» **PROBLEM DETAILS**
From the entries below, please gather each line containing the string "recess".

[Lines of data]
%%

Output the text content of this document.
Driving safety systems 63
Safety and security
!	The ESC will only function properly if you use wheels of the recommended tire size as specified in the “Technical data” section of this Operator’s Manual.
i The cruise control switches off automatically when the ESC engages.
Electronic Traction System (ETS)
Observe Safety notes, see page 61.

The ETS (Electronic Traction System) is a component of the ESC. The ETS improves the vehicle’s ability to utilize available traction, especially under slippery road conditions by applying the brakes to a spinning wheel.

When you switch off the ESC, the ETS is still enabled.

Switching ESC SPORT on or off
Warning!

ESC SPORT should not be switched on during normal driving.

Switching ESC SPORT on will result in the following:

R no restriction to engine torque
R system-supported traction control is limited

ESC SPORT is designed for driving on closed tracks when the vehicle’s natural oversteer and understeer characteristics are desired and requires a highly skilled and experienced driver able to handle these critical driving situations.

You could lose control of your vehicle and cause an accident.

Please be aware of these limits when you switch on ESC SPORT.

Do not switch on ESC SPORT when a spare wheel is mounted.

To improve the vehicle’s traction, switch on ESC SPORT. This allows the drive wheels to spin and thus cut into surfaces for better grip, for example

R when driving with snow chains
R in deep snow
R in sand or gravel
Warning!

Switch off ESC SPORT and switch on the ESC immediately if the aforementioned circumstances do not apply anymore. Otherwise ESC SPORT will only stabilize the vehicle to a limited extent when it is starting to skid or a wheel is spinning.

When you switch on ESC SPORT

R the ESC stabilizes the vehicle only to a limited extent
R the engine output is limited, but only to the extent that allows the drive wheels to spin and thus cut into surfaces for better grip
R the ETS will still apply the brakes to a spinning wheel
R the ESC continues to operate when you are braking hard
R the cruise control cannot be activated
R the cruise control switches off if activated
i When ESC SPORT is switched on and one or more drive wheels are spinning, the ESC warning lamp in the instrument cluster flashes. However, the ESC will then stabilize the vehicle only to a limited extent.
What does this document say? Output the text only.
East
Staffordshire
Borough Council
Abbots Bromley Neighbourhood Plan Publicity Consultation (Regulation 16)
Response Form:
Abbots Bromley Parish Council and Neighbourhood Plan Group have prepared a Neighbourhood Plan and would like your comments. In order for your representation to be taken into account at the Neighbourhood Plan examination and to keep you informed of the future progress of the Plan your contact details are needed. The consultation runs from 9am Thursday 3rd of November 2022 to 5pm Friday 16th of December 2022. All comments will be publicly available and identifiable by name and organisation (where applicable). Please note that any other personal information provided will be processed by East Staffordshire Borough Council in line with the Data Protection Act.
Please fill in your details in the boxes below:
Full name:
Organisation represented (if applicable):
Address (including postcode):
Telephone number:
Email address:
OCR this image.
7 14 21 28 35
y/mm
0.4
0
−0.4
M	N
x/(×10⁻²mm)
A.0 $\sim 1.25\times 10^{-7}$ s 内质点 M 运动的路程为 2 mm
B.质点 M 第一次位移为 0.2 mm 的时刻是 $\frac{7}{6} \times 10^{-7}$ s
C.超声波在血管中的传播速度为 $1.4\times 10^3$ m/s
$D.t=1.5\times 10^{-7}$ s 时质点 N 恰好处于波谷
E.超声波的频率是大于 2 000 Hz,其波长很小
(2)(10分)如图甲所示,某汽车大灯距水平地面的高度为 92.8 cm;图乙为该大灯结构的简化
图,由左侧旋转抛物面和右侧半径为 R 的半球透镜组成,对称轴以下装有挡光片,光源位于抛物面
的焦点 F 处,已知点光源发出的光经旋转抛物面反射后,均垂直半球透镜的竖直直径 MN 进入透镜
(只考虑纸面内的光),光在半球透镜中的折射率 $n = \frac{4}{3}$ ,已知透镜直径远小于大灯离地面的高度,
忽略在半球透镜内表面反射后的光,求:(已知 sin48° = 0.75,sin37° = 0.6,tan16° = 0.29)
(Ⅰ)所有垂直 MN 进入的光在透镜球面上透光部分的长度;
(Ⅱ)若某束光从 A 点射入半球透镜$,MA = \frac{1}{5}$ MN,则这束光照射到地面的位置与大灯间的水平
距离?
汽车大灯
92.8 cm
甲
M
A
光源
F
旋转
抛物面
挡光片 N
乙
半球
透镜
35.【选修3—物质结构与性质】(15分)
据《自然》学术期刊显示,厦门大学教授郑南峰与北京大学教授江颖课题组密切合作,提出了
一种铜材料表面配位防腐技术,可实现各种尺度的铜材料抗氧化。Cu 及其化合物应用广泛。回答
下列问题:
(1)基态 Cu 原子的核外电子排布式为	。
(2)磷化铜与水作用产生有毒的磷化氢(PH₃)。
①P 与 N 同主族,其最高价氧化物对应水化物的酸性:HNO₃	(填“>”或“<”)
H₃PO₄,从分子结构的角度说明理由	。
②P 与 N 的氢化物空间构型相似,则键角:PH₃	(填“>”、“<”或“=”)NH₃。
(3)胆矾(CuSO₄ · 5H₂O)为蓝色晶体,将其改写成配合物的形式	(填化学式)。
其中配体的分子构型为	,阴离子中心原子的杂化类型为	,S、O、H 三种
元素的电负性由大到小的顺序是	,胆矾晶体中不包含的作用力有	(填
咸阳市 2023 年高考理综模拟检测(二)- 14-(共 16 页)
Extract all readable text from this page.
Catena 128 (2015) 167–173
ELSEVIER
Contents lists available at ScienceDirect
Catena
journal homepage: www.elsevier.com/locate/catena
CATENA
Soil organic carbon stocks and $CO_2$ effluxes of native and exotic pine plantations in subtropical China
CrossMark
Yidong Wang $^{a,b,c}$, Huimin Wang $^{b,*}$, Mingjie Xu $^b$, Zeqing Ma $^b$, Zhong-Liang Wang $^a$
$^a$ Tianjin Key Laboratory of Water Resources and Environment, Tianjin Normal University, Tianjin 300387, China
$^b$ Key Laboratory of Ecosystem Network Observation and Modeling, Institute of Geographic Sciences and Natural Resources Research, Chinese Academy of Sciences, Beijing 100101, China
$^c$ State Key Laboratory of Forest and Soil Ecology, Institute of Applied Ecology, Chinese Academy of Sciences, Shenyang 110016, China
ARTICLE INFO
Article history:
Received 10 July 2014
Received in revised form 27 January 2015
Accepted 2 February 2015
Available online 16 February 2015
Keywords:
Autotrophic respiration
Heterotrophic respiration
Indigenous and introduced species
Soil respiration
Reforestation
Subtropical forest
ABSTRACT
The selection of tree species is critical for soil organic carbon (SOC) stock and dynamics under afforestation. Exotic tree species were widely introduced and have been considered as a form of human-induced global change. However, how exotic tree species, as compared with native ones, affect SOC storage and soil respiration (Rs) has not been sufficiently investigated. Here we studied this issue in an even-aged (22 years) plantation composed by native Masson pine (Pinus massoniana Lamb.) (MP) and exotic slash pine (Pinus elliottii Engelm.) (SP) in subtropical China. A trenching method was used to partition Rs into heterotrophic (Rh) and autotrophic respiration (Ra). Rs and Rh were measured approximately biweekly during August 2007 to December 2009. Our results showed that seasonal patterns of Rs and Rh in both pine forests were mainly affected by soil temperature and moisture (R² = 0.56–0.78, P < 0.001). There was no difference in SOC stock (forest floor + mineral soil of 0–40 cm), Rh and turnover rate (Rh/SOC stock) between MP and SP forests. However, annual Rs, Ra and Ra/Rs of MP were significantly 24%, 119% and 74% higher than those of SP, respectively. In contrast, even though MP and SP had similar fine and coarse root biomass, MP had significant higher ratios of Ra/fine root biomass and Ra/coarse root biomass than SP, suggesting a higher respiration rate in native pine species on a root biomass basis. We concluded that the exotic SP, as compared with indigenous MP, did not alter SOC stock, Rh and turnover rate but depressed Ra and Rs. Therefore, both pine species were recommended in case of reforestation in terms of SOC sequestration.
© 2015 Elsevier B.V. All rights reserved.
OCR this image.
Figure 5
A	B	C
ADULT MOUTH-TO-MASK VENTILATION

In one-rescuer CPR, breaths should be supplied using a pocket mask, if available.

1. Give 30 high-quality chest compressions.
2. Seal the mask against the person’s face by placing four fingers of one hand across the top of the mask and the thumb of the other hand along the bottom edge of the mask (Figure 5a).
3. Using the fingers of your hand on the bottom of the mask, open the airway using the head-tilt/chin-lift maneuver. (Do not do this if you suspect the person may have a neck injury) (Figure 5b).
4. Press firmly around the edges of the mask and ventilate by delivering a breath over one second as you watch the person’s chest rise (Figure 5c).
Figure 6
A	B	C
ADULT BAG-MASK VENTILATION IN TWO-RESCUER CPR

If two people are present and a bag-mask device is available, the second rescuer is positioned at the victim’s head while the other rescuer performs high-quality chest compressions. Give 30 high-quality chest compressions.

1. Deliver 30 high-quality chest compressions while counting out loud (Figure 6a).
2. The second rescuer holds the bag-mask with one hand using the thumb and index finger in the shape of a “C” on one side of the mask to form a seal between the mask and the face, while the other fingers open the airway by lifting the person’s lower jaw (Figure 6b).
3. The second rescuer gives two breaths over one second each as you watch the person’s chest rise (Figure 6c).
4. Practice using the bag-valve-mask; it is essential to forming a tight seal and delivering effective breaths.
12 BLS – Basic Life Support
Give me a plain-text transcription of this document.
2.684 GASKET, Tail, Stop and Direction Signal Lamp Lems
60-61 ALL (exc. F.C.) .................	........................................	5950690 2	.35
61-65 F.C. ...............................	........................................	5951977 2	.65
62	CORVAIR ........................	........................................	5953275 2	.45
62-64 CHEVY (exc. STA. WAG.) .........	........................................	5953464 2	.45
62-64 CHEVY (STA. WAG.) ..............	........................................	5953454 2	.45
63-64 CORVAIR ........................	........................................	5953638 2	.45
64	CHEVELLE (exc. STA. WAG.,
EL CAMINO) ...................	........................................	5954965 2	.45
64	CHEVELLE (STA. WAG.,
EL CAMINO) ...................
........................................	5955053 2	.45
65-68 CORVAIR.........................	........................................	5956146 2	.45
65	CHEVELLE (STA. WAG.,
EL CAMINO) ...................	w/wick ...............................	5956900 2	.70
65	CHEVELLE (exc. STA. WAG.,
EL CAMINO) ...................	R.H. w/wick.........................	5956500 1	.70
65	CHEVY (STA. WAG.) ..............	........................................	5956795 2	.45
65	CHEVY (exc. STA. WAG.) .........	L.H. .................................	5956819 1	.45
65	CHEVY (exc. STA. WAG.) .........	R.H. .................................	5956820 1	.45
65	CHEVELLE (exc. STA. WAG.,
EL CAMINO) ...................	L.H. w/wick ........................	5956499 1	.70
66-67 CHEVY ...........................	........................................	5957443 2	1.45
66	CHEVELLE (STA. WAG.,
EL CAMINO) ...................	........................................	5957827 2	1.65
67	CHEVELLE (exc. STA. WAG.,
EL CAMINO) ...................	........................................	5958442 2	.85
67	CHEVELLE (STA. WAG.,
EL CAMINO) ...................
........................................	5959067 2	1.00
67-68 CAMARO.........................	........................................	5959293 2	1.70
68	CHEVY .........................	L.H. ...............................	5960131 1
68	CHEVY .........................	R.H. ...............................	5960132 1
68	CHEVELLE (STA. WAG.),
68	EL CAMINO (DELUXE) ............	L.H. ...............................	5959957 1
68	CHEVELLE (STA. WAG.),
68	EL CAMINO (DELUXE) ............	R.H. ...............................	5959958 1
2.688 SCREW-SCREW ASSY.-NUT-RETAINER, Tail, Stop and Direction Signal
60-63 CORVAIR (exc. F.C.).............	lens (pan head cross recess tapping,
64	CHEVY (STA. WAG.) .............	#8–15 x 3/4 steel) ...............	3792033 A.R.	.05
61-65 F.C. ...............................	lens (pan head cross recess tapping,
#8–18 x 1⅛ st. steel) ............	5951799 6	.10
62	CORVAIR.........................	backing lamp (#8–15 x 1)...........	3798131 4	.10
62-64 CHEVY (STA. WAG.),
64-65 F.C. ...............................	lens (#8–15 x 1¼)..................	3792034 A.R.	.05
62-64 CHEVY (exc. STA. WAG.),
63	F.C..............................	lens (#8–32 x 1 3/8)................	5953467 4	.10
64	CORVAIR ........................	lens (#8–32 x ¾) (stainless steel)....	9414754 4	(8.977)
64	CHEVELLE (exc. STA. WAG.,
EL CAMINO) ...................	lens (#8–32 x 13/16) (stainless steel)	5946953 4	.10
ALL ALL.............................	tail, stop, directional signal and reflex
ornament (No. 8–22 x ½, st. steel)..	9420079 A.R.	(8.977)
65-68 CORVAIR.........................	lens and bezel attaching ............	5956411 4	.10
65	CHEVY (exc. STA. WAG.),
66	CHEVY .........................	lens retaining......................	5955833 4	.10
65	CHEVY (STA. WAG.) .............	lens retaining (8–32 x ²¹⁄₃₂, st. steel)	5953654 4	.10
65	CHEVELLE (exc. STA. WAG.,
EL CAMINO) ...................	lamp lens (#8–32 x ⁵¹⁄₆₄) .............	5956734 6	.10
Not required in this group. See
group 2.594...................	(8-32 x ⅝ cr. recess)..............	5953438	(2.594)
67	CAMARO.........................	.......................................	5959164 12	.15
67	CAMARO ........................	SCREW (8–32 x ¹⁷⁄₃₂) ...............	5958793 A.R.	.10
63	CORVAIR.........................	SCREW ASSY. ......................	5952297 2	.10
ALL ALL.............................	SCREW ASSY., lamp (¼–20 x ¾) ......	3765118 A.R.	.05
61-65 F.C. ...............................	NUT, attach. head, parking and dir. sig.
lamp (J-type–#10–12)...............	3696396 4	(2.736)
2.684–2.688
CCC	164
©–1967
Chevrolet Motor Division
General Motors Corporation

%%

» **THE COMPLETED TASK**
60-63 CORVAIR (exc. F.C.).............	lens (pan head cross recess tapping,
61-65 F.C. ...............................	lens (pan head cross recess tapping,
group 2.594...................	(8-32 x ⅝ cr. recess)..............	5953438	(2.594)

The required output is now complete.